-- begin Data --

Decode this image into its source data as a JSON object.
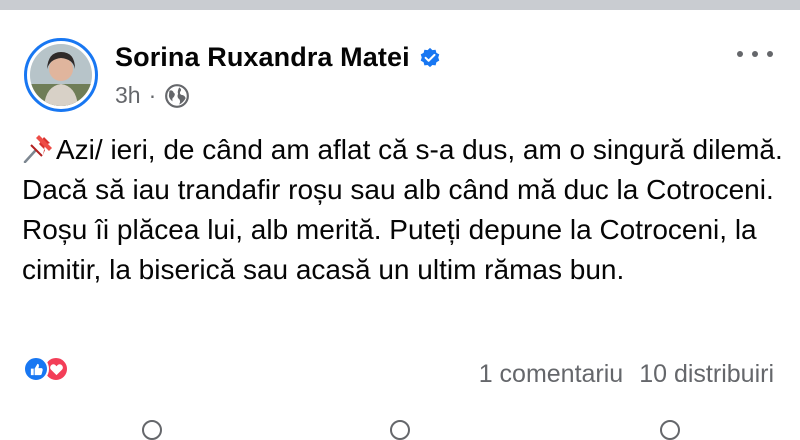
{
  "post": {
    "author": "Sorina Ruxandra Matei",
    "verified_icon": "verified-badge-icon",
    "time": "3h",
    "separator": "·",
    "audience_icon": "globe-icon",
    "more_icon": "more-options-icon",
    "text_icon": "pushpin-icon",
    "text": "Azi/ ieri, de când am aflat că s-a dus, am o singură dilemă. Dacă să iau trandafir roșu sau alb când mă duc la Cotroceni. Roșu îi plăcea lui, alb merită. Puteți depune la Cotroceni, la cimitir, la biserică sau acasă un ultim rămas bun.",
    "reactions": [
      "like-reaction-icon",
      "love-reaction-icon"
    ],
    "comments": "1 comentariu",
    "shares": "10 distribuiri"
  },
  "colors": {
    "accent": "#1877f2",
    "love": "#f33e58",
    "secondary_text": "#65676b"
  }
}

-- end Data --

**Task statement**
Take the listing and print it again exactly, but without any pictures.

**Finished exercise**
Decode this image into its source data as a JSON object.
{
  "post": {
    "author": "Sorina Ruxandra Matei",
    "verified_icon": "verified-badge-icon",
    "time": "3h",
    "separator": "·",
    "audience_icon": "globe-icon",
    "more_icon": "more-options-icon",
    "text_icon": "pushpin-icon",
    "text": "Azi/ ieri, de când am aflat că s-a dus, am o singură dilemă. Dacă să iau trandafir roșu sau alb când mă duc la Cotroceni. Roșu îi plăcea lui, alb merită. Puteți depune la Cotroceni, la cimitir, la biserică sau acasă un ultim rămas bun.",
    "reactions": [
      "like-reaction-icon",
      "love-reaction-icon"
    ],
    "comments": "1 comentariu",
    "shares": "10 distribuiri"
  },
  "colors": {
    "accent": "#1877f2",
    "love": "#f33e58",
    "secondary_text": "#65676b"
  }
}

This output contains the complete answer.